Rewrite every line of each item below as a JSON list of strings, one string per line, omitting blank lines. Leave the pictures out of the list.

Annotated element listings
┄┄┄┄┄┄┄┄┄┄
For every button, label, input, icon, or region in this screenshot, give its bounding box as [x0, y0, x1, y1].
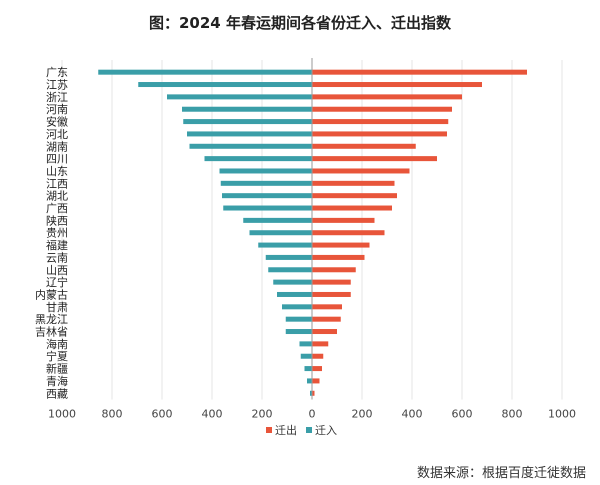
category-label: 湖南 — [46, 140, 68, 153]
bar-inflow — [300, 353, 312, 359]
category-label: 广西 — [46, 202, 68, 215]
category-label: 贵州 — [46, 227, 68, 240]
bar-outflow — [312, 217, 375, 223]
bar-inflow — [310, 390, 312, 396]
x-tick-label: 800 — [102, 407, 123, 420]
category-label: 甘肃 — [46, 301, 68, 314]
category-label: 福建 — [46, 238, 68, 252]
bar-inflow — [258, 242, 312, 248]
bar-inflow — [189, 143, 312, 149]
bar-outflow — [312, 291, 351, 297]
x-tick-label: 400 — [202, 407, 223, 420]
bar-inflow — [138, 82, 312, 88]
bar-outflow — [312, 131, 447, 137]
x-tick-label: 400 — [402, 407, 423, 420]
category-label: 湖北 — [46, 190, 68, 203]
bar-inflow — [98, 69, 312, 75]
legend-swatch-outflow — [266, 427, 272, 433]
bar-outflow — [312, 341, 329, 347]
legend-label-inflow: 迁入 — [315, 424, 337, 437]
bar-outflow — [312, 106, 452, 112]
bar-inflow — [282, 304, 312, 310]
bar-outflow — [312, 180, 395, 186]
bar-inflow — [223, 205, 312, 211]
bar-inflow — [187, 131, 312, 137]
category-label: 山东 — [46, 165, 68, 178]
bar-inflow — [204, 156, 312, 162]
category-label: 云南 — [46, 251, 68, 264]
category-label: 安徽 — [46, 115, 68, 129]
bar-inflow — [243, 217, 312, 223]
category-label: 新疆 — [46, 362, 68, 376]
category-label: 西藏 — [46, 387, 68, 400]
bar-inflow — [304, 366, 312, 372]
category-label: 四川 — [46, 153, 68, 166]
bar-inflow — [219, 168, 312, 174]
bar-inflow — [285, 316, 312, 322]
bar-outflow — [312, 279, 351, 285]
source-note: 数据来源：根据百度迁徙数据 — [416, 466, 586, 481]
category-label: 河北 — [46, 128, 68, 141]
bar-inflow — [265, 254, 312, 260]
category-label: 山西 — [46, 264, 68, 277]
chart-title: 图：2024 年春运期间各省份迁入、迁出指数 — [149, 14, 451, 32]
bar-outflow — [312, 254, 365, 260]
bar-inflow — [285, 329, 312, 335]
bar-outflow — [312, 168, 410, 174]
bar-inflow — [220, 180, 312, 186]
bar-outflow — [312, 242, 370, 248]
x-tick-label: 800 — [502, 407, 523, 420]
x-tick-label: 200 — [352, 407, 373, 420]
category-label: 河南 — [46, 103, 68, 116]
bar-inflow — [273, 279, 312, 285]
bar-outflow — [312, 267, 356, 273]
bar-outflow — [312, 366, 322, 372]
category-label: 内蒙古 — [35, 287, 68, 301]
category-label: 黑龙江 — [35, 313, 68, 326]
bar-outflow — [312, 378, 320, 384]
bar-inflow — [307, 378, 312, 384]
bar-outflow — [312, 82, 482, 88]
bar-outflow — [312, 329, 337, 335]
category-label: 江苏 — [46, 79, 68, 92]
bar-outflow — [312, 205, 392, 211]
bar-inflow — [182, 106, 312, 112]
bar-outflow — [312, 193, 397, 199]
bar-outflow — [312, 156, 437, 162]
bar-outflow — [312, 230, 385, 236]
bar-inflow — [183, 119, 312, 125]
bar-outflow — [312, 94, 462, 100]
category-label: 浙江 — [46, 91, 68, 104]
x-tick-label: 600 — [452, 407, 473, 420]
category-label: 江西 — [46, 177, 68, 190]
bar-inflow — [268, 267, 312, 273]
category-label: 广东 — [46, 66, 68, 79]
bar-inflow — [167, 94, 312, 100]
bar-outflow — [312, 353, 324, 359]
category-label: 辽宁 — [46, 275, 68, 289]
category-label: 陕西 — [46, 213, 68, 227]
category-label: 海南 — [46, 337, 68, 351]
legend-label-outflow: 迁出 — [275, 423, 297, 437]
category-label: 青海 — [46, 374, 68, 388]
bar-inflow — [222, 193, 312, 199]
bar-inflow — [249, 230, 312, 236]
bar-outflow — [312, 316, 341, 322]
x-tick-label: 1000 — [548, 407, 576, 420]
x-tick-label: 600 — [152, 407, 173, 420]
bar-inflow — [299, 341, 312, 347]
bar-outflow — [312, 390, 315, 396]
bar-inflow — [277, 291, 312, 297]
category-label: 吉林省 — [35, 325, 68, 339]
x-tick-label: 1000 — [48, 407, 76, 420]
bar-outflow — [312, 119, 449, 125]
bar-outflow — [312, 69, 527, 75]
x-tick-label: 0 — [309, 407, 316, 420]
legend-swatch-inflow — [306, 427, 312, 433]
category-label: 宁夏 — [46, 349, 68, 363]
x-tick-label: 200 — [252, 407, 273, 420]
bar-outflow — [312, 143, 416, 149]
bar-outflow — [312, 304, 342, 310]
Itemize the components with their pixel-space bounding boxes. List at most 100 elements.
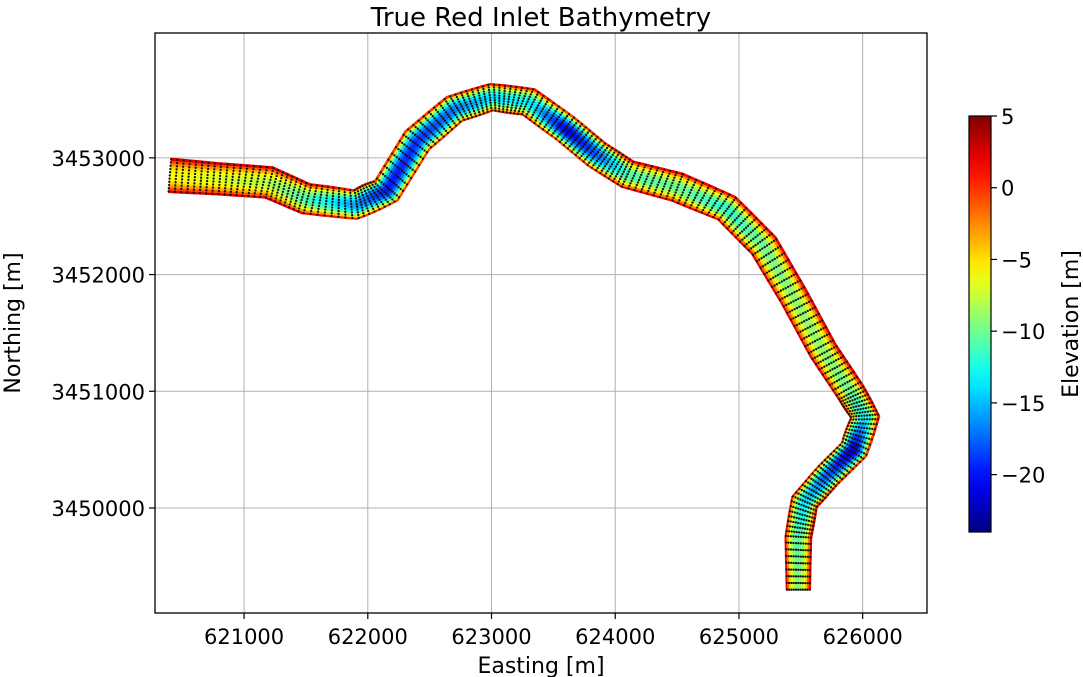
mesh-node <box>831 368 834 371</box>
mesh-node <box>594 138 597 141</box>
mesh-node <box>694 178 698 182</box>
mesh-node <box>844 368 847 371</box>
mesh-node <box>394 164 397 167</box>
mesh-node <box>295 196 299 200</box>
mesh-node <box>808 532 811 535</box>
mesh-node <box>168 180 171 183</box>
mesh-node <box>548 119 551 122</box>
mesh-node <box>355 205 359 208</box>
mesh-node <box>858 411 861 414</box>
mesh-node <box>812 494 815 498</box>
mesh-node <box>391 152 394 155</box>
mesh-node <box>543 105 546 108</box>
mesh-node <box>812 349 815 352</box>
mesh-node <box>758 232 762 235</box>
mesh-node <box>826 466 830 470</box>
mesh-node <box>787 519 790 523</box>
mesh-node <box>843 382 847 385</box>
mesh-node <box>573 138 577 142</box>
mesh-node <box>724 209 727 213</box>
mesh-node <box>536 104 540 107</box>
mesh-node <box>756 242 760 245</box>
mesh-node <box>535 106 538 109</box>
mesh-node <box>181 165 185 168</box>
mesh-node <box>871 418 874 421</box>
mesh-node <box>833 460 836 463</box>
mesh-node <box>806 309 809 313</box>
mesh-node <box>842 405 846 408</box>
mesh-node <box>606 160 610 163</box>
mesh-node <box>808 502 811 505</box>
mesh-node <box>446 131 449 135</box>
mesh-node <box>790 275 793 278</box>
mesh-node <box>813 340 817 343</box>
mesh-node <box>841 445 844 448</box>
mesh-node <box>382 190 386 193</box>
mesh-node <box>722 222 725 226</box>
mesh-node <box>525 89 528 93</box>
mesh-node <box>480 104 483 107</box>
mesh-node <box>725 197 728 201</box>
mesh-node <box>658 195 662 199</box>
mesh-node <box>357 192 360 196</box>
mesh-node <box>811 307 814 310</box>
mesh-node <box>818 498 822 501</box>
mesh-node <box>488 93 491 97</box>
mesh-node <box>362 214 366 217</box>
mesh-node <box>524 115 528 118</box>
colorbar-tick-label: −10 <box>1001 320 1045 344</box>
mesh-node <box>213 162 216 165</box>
┄┄┄┄┄┄┄┄┄┄
**Correct output:**
[
  "For every button, label, input, icon, or region in this screenshot, give its bounding box as [x0, y0, x1, y1].",
  "category-label: 湖南 — [46, 140, 68, 153]",
  "bar-inflow — [300, 353, 312, 359]",
  "category-label: 广西 — [46, 202, 68, 215]",
  "category-label: 贵州 — [46, 227, 68, 240]",
  "bar-outflow — [312, 217, 375, 223]",
  "bar-inflow — [310, 390, 312, 396]",
  "x-tick-label: 800 — [102, 407, 123, 420]",
  "category-label: 甘肃 — [46, 301, 68, 314]",
  "category-label: 福建 — [46, 238, 68, 252]",
  "bar-inflow — [258, 242, 312, 248]",
  "bar-inflow — [189, 143, 312, 149]",
  "bar-outflow — [312, 291, 351, 297]",
  "x-tick-label: 400 — [202, 407, 223, 420]",
  "bar-inflow — [138, 82, 312, 88]",
  "bar-outflow — [312, 131, 447, 137]",
  "x-tick-label: 400 — [402, 407, 423, 420]",
  "category-label: 湖北 — [46, 190, 68, 203]",
  "bar-inflow — [98, 69, 312, 75]",
  "legend-swatch-outflow — [266, 427, 272, 433]",
  "bar-outflow — [312, 341, 329, 347]",
  "legend-label-inflow: 迁入 — [315, 424, 337, 437]",
  "bar-outflow — [312, 106, 452, 112]",
  "bar-inflow — [282, 304, 312, 310]",
  "bar-outflow — [312, 180, 395, 186]",
  "bar-inflow — [223, 205, 312, 211]",
  "bar-inflow — [187, 131, 312, 137]",
  "category-label: 山东 — [46, 165, 68, 178]",
  "bar-inflow — [204, 156, 312, 162]",
  "category-label: 云南 — [46, 251, 68, 264]",
  "category-label: 安徽 — [46, 115, 68, 129]",
  "bar-inflow — [243, 217, 312, 223]",
  "category-label: 新疆 — [46, 362, 68, 376]",
  "category-label: 西藏 — [46, 387, 68, 400]",
  "bar-inflow — [304, 366, 312, 372]",
  "category-label: 四川 — [46, 153, 68, 166]",
  "bar-inflow — [219, 168, 312, 174]",
  "bar-inflow — [285, 316, 312, 322]",
  "bar-outflow — [312, 279, 351, 285]",
  "source-note: 数据来源：根据百度迁徙数据 — [416, 466, 586, 481]",
  "category-label: 河北 — [46, 128, 68, 141]",
  "bar-inflow — [265, 254, 312, 260]",
  "category-label: 山西 — [46, 264, 68, 277]",
  "chart-title: 图：2024 年春运期间各省份迁入、迁出指数 — [149, 14, 451, 32]",
  "bar-outflow — [312, 254, 365, 260]",
  "bar-inflow — [285, 329, 312, 335]",
  "bar-outflow — [312, 168, 410, 174]",
  "bar-inflow — [220, 180, 312, 186]",
  "bar-outflow — [312, 242, 370, 248]",
  "x-tick-label: 800 — [502, 407, 523, 420]",
  "x-tick-label: 200 — [352, 407, 373, 420]",
  "category-label: 河南 — [46, 103, 68, 116]",
  "bar-inflow — [273, 279, 312, 285]",
  "bar-outflow — [312, 267, 356, 273]",
  "bar-outflow — [312, 366, 322, 372]",
  "category-label: 内蒙古 — [35, 287, 68, 301]",
  "category-label: 黑龙江 — [35, 313, 68, 326]",
  "bar-outflow — [312, 378, 320, 384]",
  "bar-inflow — [307, 378, 312, 384]",
  "bar-outflow — [312, 82, 482, 88]",
  "bar-outflow — [312, 329, 337, 335]",
  "category-label: 江苏 — [46, 79, 68, 92]",
  "bar-outflow — [312, 205, 392, 211]",
  "bar-inflow — [182, 106, 312, 112]",
  "bar-outflow — [312, 193, 397, 199]",
  "bar-outflow — [312, 156, 437, 162]",
  "bar-outflow — [312, 230, 385, 236]",
  "bar-inflow — [183, 119, 312, 125]",
  "bar-outflow — [312, 94, 462, 100]",
  "category-label: 浙江 — [46, 91, 68, 104]",
  "x-tick-label: 600 — [452, 407, 473, 420]",
  "category-label: 江西 — [46, 177, 68, 190]",
  "bar-inflow — [268, 267, 312, 273]",
  "category-label: 广东 — [46, 66, 68, 79]",
  "bar-inflow — [167, 94, 312, 100]",
  "bar-outflow — [312, 353, 324, 359]",
  "category-label: 辽宁 — [46, 275, 68, 289]",
  "category-label: 陕西 — [46, 213, 68, 227]",
  "category-label: 海南 — [46, 337, 68, 351]",
  "legend-label-outflow: 迁出 — [275, 423, 297, 437]",
  "category-label: 青海 — [46, 374, 68, 388]",
  "bar-inflow — [222, 193, 312, 199]",
  "bar-inflow — [249, 230, 312, 236]",
  "bar-outflow — [312, 316, 341, 322]",
  "x-tick-label: 1000 — [548, 407, 576, 420]",
  "x-tick-label: 600 — [152, 407, 173, 420]",
  "bar-inflow — [299, 341, 312, 347]",
  "bar-outflow — [312, 390, 315, 396]",
  "bar-inflow — [277, 291, 312, 297]",
  "category-label: 吉林省 — [35, 325, 68, 339]",
  "x-tick-label: 1000 — [48, 407, 76, 420]",
  "bar-outflow — [312, 119, 449, 125]",
  "bar-outflow — [312, 69, 527, 75]",
  "x-tick-label: 0 — [309, 407, 316, 420]",
  "legend-swatch-inflow — [306, 427, 312, 433]",
  "category-label: 宁夏 — [46, 349, 68, 363]",
  "x-tick-label: 200 — [252, 407, 273, 420]",
  "bar-outflow — [312, 143, 416, 149]",
  "bar-outflow — [312, 304, 342, 310]",
  "Itemize the components with their pixel-space bounding boxes. List at most 100 elements.",
  "mesh-node <box>831 368 834 371</box>",
  "mesh-node <box>594 138 597 141</box>",
  "mesh-node <box>694 178 698 182</box>",
  "mesh-node <box>844 368 847 371</box>",
  "mesh-node <box>394 164 397 167</box>",
  "mesh-node <box>295 196 299 200</box>",
  "mesh-node <box>808 532 811 535</box>",
  "mesh-node <box>168 180 171 183</box>",
  "mesh-node <box>548 119 551 122</box>",
  "mesh-node <box>355 205 359 208</box>",
  "mesh-node <box>858 411 861 414</box>",
  "mesh-node <box>812 494 815 498</box>",
  "mesh-node <box>391 152 394 155</box>",
  "mesh-node <box>543 105 546 108</box>",
  "mesh-node <box>812 349 815 352</box>",
  "mesh-node <box>758 232 762 235</box>",
  "mesh-node <box>826 466 830 470</box>",
  "mesh-node <box>787 519 790 523</box>",
  "mesh-node <box>843 382 847 385</box>",
  "mesh-node <box>573 138 577 142</box>",
  "mesh-node <box>724 209 727 213</box>",
  "mesh-node <box>536 104 540 107</box>",
  "mesh-node <box>756 242 760 245</box>",
  "mesh-node <box>535 106 538 109</box>",
  "mesh-node <box>181 165 185 168</box>",
  "mesh-node <box>871 418 874 421</box>",
  "mesh-node <box>833 460 836 463</box>",
  "mesh-node <box>806 309 809 313</box>",
  "mesh-node <box>842 405 846 408</box>",
  "mesh-node <box>606 160 610 163</box>",
  "mesh-node <box>808 502 811 505</box>",
  "mesh-node <box>446 131 449 135</box>",
  "mesh-node <box>790 275 793 278</box>",
  "mesh-node <box>813 340 817 343</box>",
  "mesh-node <box>841 445 844 448</box>",
  "mesh-node <box>382 190 386 193</box>",
  "mesh-node <box>722 222 725 226</box>",
  "mesh-node <box>525 89 528 93</box>",
  "mesh-node <box>480 104 483 107</box>",
  "mesh-node <box>725 197 728 201</box>",
  "mesh-node <box>658 195 662 199</box>",
  "mesh-node <box>357 192 360 196</box>",
  "mesh-node <box>811 307 814 310</box>",
  "mesh-node <box>818 498 822 501</box>",
  "mesh-node <box>488 93 491 97</box>",
  "mesh-node <box>362 214 366 217</box>",
  "mesh-node <box>524 115 528 118</box>",
  "colorbar-tick-label: −10 <box>1001 320 1045 344</box>",
  "mesh-node <box>213 162 216 165</box>"
]